TO BE DONE:
Reproduce all entries precisely, down to the last character.

◇ ◇ ◇ ◇ ◇

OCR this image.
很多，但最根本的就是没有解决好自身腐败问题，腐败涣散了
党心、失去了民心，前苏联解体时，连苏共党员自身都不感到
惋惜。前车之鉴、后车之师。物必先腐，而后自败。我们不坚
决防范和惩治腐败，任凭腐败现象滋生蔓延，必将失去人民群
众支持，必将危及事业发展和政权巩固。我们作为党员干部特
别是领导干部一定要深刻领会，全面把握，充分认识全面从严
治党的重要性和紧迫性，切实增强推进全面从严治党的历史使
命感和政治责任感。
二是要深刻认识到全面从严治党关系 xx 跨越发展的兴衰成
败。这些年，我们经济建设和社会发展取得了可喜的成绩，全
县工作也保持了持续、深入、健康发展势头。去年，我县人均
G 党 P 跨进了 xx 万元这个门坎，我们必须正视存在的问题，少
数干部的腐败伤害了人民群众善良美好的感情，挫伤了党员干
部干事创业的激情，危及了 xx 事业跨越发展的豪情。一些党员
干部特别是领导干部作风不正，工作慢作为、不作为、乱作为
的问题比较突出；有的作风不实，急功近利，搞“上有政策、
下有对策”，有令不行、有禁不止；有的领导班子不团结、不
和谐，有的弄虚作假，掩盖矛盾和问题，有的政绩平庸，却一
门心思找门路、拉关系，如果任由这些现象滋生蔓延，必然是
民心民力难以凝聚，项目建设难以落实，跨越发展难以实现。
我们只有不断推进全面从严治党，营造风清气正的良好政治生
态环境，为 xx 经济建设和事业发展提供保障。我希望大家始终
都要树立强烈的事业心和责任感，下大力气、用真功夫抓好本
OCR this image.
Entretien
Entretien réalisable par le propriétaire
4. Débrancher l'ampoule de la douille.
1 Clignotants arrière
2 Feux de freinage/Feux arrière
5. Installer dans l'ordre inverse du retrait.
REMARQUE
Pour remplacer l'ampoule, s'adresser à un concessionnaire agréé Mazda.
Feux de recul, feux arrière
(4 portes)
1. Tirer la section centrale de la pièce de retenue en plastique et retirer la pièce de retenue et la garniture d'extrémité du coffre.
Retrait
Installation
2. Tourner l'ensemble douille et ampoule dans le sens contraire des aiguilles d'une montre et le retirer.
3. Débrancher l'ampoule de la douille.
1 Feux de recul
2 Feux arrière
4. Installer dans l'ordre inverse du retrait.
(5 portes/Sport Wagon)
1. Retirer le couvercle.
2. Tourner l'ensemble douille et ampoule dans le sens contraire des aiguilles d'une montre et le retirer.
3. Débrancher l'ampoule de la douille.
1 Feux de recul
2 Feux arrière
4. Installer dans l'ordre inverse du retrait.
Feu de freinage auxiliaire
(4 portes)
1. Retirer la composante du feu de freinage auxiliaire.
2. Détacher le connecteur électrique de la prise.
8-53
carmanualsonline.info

◇ ◇ ◇ ◇ ◇

TASK SOLUTION:
OCR this image.
很多，但最根本的就是没有解决好自身腐败问题，腐败涣散了
党心、失去了民心，前苏联解体时，连苏共党员自身都不感到
惋惜。前车之鉴、后车之师。物必先腐，而后自败。我们不坚
决防范和惩治腐败，任凭腐败现象滋生蔓延，必将失去人民群
众支持，必将危及事业发展和政权巩固。我们作为党员干部特
别是领导干部一定要深刻领会，全面把握，充分认识全面从严
治党的重要性和紧迫性，切实增强推进全面从严治党的历史使
命感和政治责任感。
二是要深刻认识到全面从严治党关系 xx 跨越发展的兴衰成
败。这些年，我们经济建设和社会发展取得了可喜的成绩，全
县工作也保持了持续、深入、健康发展势头。去年，我县人均
G 党 P 跨进了 xx 万元这个门坎，我们必须正视存在的问题，少
数干部的腐败伤害了人民群众善良美好的感情，挫伤了党员干
部干事创业的激情，危及了 xx 事业跨越发展的豪情。一些党员
干部特别是领导干部作风不正，工作慢作为、不作为、乱作为
的问题比较突出；有的作风不实，急功近利，搞“上有政策、
下有对策”，有令不行、有禁不止；有的领导班子不团结、不
和谐，有的弄虚作假，掩盖矛盾和问题，有的政绩平庸，却一
门心思找门路、拉关系，如果任由这些现象滋生蔓延，必然是
民心民力难以凝聚，项目建设难以落实，跨越发展难以实现。
我们只有不断推进全面从严治党，营造风清气正的良好政治生
态环境，为 xx 经济建设和事业发展提供保障。我希望大家始终
都要树立强烈的事业心和责任感，下大力气、用真功夫抓好本
OCR this image.
Entretien
Entretien réalisable par le propriétaire
4. Débrancher l'ampoule de la douille.
1 Clignotants arrière
2 Feux de freinage/Feux arrière
5. Installer dans l'ordre inverse du retrait.
REMARQUE
Pour remplacer l'ampoule, s'adresser à un concessionnaire agréé Mazda.
Feux de recul, feux arrière
(4 portes)
1. Tirer la section centrale de la pièce de retenue en plastique et retirer la pièce de retenue et la garniture d'extrémité du coffre.
Retrait
Installation
2. Tourner l'ensemble douille et ampoule dans le sens contraire des aiguilles d'une montre et le retirer.
3. Débrancher l'ampoule de la douille.
1 Feux de recul
2 Feux arrière
4. Installer dans l'ordre inverse du retrait.
(5 portes/Sport Wagon)
1. Retirer le couvercle.
2. Tourner l'ensemble douille et ampoule dans le sens contraire des aiguilles d'une montre et le retirer.
3. Débrancher l'ampoule de la douille.
1 Feux de recul
2 Feux arrière
4. Installer dans l'ordre inverse du retrait.
Feu de freinage auxiliaire
(4 portes)
1. Retirer la composante du feu de freinage auxiliaire.
2. Détacher le connecteur électrique de la prise.
8-53
carmanualsonline.info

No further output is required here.